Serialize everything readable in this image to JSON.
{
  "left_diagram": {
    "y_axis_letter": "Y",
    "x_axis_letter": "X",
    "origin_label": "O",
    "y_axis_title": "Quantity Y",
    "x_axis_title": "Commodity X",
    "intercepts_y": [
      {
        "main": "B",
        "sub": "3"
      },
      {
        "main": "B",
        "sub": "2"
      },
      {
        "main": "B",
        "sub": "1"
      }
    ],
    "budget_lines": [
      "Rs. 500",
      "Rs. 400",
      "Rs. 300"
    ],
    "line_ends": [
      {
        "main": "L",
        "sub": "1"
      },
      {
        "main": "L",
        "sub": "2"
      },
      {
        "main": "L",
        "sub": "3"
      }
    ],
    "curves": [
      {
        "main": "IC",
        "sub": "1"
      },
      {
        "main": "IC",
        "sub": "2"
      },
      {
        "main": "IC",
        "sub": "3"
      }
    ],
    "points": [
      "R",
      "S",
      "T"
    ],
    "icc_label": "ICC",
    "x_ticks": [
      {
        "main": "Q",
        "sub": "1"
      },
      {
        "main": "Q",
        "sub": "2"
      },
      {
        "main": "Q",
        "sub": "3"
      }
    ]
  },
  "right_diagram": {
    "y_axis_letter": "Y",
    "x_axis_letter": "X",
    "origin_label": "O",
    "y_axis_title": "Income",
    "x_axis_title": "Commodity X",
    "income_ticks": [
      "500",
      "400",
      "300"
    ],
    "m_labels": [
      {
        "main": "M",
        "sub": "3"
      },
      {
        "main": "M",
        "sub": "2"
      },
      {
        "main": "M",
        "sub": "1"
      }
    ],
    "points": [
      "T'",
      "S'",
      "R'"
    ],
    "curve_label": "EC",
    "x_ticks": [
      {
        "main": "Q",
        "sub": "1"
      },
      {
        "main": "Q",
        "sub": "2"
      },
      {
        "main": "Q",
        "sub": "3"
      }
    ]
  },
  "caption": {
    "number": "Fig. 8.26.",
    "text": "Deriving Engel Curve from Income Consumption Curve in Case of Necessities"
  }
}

Written problem:
Repeat all the entries exactly as given.

Problem solution:
Serialize everything readable in this image to JSON.
{
  "left_diagram": {
    "y_axis_letter": "Y",
    "x_axis_letter": "X",
    "origin_label": "O",
    "y_axis_title": "Quantity Y",
    "x_axis_title": "Commodity X",
    "intercepts_y": [
      {
        "main": "B",
        "sub": "3"
      },
      {
        "main": "B",
        "sub": "2"
      },
      {
        "main": "B",
        "sub": "1"
      }
    ],
    "budget_lines": [
      "Rs. 500",
      "Rs. 400",
      "Rs. 300"
    ],
    "line_ends": [
      {
        "main": "L",
        "sub": "1"
      },
      {
        "main": "L",
        "sub": "2"
      },
      {
        "main": "L",
        "sub": "3"
      }
    ],
    "curves": [
      {
        "main": "IC",
        "sub": "1"
      },
      {
        "main": "IC",
        "sub": "2"
      },
      {
        "main": "IC",
        "sub": "3"
      }
    ],
    "points": [
      "R",
      "S",
      "T"
    ],
    "icc_label": "ICC",
    "x_ticks": [
      {
        "main": "Q",
        "sub": "1"
      },
      {
        "main": "Q",
        "sub": "2"
      },
      {
        "main": "Q",
        "sub": "3"
      }
    ]
  },
  "right_diagram": {
    "y_axis_letter": "Y",
    "x_axis_letter": "X",
    "origin_label": "O",
    "y_axis_title": "Income",
    "x_axis_title": "Commodity X",
    "income_ticks": [
      "500",
      "400",
      "300"
    ],
    "m_labels": [
      {
        "main": "M",
        "sub": "3"
      },
      {
        "main": "M",
        "sub": "2"
      },
      {
        "main": "M",
        "sub": "1"
      }
    ],
    "points": [
      "T'",
      "S'",
      "R'"
    ],
    "curve_label": "EC",
    "x_ticks": [
      {
        "main": "Q",
        "sub": "1"
      },
      {
        "main": "Q",
        "sub": "2"
      },
      {
        "main": "Q",
        "sub": "3"
      }
    ]
  },
  "caption": {
    "number": "Fig. 8.26.",
    "text": "Deriving Engel Curve from Income Consumption Curve in Case of Necessities"
  }
}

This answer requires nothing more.